Set exercise:
For every line in the records that has the word "color", make a copy.

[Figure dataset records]
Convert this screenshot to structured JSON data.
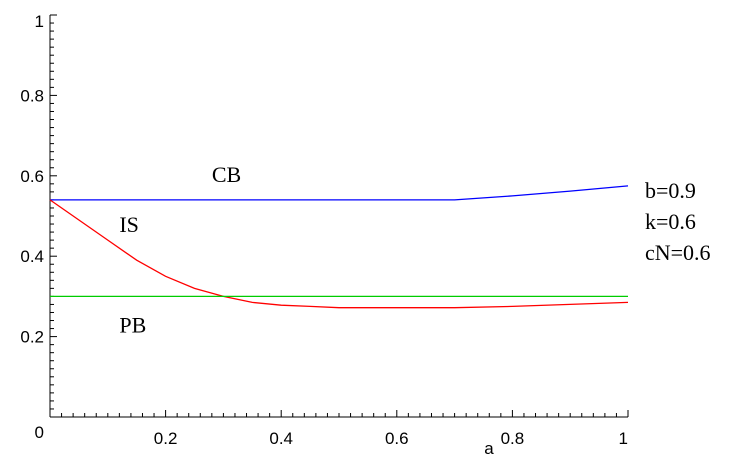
{
  "chart_data": {
    "type": "line",
    "title": "",
    "xlabel": "a",
    "ylabel": "",
    "xlim": [
      0,
      1
    ],
    "ylim": [
      0,
      1
    ],
    "x_ticks": [
      {
        "value": 0.2,
        "label": "0.2"
      },
      {
        "value": 0.4,
        "label": "0.4"
      },
      {
        "value": 0.6,
        "label": "0.6"
      },
      {
        "value": 0.8,
        "label": "0.8"
      },
      {
        "value": 1,
        "label": "1"
      }
    ],
    "y_ticks": [
      {
        "value": 0,
        "label": "0"
      },
      {
        "value": 0.2,
        "label": "0.2"
      },
      {
        "value": 0.4,
        "label": "0.4"
      },
      {
        "value": 0.6,
        "label": "0.6"
      },
      {
        "value": 0.8,
        "label": "0.8"
      },
      {
        "value": 1,
        "label": "1"
      }
    ],
    "grid": false,
    "series": [
      {
        "name": "CB",
        "color": "#0000ff",
        "x": [
          0,
          0.1,
          0.2,
          0.3,
          0.4,
          0.5,
          0.6,
          0.7,
          0.8,
          0.9,
          1.0
        ],
        "y": [
          0.54,
          0.54,
          0.54,
          0.54,
          0.54,
          0.54,
          0.54,
          0.54,
          0.55,
          0.562,
          0.575
        ],
        "label_at": {
          "x": 0.28,
          "y": 0.585
        }
      },
      {
        "name": "IS",
        "color": "#ff0000",
        "x": [
          0,
          0.05,
          0.1,
          0.15,
          0.2,
          0.25,
          0.3,
          0.35,
          0.4,
          0.45,
          0.5,
          0.6,
          0.7,
          0.8,
          0.9,
          1.0
        ],
        "y": [
          0.54,
          0.49,
          0.44,
          0.39,
          0.35,
          0.32,
          0.3,
          0.285,
          0.278,
          0.275,
          0.272,
          0.272,
          0.272,
          0.275,
          0.28,
          0.285
        ],
        "label_at": {
          "x": 0.12,
          "y": 0.46
        }
      },
      {
        "name": "PB",
        "color": "#00cc00",
        "x": [
          0,
          1.0
        ],
        "y": [
          0.3,
          0.3
        ],
        "label_at": {
          "x": 0.12,
          "y": 0.21
        }
      }
    ],
    "annotations": [
      "b=0.9",
      "k=0.6",
      "cN=0.6"
    ]
  }
}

Exercise answer:
        "color": "#0000ff",
        "color": "#ff0000",
        "color": "#00cc00",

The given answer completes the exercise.